◆ TASK DESCRIPTION ◆
Wherever the word "JSON" shows up in a line, please copy that line.

>> start LISTED ENTRIES

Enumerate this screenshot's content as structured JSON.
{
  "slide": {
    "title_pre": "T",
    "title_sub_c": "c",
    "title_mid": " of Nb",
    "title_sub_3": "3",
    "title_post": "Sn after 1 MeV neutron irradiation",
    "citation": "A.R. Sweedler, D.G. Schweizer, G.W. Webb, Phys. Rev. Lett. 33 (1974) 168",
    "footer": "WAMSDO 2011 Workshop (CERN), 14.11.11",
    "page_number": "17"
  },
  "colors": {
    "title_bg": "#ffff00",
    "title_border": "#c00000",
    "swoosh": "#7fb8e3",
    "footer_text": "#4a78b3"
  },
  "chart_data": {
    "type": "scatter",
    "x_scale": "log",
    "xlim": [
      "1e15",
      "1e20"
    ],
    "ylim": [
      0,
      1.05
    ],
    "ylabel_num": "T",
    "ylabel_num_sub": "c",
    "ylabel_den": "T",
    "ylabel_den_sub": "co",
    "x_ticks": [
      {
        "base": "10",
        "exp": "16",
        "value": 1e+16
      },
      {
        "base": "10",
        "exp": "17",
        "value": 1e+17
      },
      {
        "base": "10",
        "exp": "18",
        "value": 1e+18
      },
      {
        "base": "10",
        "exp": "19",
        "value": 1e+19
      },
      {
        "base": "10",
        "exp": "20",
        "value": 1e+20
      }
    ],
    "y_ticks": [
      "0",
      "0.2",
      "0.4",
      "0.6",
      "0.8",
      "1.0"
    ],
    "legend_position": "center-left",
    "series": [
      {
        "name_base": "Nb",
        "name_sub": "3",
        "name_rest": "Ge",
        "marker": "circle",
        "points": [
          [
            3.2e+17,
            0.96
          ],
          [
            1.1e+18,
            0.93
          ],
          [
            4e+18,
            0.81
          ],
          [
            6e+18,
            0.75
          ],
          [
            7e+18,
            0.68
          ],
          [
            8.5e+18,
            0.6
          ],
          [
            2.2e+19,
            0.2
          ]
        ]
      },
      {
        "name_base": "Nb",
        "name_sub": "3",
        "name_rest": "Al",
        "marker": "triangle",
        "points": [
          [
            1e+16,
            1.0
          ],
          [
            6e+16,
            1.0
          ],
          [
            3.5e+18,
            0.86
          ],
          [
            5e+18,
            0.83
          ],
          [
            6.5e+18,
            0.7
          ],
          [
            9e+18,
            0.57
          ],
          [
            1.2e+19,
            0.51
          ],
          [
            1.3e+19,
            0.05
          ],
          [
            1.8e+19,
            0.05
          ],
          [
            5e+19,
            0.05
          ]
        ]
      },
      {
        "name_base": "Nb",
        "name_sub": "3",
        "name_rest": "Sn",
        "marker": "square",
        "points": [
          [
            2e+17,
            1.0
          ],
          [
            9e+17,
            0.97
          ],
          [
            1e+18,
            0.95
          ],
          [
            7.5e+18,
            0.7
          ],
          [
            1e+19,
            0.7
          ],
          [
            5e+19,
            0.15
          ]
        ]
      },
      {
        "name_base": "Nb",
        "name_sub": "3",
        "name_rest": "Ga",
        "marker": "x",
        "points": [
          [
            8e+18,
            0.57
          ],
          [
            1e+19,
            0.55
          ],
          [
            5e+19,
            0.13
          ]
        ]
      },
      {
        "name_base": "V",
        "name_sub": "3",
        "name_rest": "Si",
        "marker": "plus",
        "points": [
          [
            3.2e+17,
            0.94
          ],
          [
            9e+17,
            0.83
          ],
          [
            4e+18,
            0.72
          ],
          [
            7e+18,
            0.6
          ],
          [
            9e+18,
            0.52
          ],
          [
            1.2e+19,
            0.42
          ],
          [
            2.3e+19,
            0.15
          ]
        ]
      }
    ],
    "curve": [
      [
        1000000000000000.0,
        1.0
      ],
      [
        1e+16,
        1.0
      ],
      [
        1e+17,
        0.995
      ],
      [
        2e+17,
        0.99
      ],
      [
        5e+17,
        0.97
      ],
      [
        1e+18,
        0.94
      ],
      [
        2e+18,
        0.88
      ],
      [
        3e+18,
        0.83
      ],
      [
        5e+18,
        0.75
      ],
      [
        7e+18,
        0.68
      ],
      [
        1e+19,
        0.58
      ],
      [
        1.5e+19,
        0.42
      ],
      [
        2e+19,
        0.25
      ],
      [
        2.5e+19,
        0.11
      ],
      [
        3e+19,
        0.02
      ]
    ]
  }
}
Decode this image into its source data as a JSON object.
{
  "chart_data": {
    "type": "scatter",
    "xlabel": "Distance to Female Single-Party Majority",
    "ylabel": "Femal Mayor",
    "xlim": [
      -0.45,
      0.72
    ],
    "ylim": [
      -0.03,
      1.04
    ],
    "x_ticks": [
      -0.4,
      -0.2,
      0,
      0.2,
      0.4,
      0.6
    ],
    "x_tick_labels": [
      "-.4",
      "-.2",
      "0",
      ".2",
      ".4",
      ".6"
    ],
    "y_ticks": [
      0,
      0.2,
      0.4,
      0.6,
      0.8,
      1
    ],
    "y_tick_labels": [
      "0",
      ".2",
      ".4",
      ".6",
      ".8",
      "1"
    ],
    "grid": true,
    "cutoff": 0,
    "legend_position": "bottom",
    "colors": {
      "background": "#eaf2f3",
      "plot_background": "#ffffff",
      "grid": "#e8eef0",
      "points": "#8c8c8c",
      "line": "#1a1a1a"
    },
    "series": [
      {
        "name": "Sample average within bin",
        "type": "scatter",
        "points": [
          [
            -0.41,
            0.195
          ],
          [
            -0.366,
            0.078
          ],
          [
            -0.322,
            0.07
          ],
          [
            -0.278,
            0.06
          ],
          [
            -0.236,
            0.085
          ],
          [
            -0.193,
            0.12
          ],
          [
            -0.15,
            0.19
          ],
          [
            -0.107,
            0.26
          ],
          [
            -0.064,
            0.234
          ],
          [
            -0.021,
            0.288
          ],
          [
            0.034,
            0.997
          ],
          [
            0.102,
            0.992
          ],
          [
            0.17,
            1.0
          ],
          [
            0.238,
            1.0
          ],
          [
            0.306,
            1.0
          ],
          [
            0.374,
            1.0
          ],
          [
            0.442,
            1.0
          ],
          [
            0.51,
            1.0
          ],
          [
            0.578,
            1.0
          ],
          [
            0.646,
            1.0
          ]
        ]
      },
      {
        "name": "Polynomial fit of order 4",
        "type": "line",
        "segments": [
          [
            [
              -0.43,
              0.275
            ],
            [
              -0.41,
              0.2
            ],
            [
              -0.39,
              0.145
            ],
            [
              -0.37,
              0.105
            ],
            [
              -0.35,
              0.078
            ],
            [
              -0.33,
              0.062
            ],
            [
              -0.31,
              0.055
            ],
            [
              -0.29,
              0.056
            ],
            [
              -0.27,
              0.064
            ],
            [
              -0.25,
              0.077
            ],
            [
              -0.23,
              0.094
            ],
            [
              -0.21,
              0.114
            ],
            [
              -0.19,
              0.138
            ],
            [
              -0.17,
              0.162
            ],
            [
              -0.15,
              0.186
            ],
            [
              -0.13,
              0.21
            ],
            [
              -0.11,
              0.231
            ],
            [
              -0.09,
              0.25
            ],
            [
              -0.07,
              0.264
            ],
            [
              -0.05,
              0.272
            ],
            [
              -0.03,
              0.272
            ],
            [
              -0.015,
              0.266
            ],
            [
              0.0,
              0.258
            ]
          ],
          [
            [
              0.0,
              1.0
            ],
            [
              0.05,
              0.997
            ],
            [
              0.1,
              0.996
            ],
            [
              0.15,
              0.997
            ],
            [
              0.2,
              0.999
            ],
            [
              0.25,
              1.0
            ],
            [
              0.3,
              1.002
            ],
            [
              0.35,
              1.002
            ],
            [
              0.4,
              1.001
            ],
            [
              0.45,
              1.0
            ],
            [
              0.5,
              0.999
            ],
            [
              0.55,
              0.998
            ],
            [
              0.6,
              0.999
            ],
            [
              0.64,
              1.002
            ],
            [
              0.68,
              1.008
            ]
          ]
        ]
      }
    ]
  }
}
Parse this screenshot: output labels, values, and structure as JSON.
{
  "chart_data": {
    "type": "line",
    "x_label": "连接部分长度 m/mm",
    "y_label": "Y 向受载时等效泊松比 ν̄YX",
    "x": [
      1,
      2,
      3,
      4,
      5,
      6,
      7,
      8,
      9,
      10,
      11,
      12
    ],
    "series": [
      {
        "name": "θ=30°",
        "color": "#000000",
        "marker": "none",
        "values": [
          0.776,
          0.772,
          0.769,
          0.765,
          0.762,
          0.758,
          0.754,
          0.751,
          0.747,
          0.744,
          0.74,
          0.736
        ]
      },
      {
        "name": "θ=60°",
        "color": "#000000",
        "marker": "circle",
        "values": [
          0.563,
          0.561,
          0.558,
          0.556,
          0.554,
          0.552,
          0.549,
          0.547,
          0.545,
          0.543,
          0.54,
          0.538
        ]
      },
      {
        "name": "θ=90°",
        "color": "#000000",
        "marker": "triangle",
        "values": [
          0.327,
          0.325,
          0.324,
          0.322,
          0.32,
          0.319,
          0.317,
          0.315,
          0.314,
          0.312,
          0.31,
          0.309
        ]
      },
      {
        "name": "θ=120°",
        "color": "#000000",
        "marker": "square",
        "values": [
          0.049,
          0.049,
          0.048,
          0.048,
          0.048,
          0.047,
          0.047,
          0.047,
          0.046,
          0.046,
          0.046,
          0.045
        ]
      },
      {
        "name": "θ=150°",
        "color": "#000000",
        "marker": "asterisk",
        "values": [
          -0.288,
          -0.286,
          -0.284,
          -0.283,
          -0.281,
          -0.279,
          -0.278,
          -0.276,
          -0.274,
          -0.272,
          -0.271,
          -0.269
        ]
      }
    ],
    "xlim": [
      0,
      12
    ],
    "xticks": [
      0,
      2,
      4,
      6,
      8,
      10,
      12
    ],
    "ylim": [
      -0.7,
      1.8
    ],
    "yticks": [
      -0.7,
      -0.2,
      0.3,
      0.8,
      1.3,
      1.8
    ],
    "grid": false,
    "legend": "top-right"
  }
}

>> end LISTED ENTRIES

◆ SOLVED EXERCISE ◆
Enumerate this screenshot's content as structured JSON.
Decode this image into its source data as a JSON object.
Parse this screenshot: output labels, values, and structure as JSON.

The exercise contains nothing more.